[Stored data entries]
-.-.-

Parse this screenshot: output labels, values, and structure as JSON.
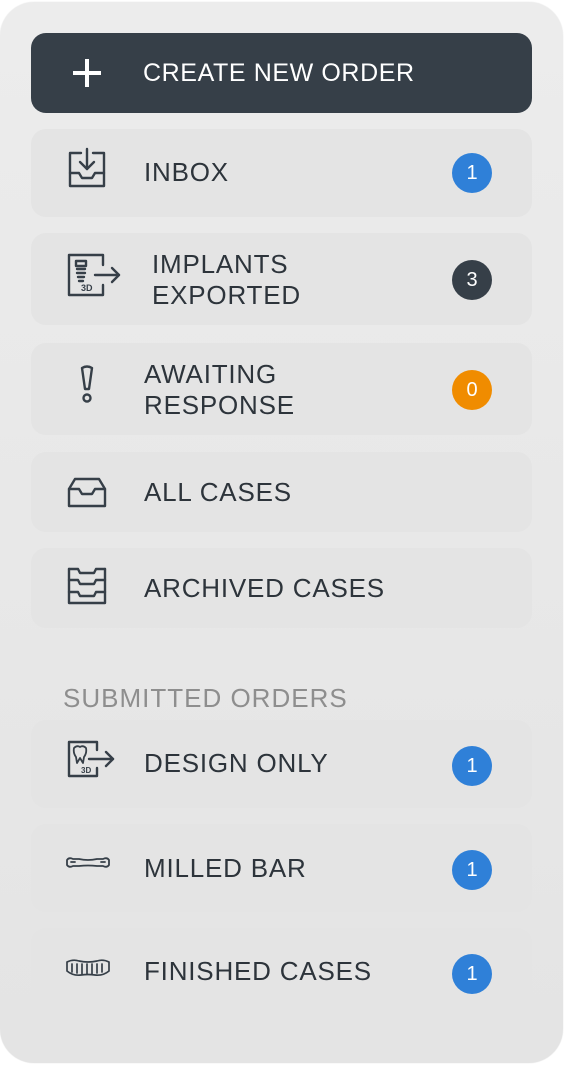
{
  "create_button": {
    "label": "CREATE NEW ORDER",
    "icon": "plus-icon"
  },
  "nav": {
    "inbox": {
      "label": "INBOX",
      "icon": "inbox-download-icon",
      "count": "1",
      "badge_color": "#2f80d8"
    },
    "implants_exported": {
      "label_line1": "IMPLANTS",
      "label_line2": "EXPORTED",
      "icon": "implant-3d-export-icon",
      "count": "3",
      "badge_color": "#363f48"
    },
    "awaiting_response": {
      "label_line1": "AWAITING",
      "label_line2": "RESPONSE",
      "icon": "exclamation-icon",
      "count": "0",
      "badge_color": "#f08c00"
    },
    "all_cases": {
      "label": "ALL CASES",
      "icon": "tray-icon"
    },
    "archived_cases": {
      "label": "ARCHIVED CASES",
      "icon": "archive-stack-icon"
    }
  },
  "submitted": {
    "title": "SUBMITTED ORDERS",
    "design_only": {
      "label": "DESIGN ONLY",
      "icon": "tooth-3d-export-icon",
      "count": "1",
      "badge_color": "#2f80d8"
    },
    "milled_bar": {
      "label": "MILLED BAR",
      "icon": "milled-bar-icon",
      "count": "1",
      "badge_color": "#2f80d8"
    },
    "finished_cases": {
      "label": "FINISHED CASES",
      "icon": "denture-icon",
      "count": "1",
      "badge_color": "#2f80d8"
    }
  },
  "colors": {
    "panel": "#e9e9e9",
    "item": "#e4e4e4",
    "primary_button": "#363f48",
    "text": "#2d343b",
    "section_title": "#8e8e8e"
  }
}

-.-.-

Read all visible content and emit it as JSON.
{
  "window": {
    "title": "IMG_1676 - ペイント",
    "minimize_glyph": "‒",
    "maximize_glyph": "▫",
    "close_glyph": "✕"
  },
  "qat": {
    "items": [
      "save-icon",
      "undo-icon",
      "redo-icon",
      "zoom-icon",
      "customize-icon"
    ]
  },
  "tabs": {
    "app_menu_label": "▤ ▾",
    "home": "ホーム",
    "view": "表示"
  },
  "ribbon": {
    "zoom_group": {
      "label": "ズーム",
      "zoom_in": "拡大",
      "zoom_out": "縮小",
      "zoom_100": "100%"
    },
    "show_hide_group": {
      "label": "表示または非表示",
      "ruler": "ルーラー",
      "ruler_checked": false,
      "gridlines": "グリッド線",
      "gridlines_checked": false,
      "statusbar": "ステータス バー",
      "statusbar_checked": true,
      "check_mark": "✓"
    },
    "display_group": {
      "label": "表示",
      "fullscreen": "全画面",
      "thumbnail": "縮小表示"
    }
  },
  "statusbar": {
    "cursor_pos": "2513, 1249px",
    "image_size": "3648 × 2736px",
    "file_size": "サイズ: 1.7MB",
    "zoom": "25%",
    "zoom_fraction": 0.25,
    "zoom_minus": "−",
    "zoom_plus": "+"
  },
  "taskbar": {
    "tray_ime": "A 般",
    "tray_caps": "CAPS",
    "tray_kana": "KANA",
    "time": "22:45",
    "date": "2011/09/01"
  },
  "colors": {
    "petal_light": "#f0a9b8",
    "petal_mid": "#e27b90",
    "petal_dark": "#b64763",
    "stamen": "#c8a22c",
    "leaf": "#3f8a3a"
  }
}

-.-.-

• _Short exercise_
Pick out each line above that includes "false" and show it.

• _Exercise output_
      "ruler_checked": false,
      "gridlines_checked": false,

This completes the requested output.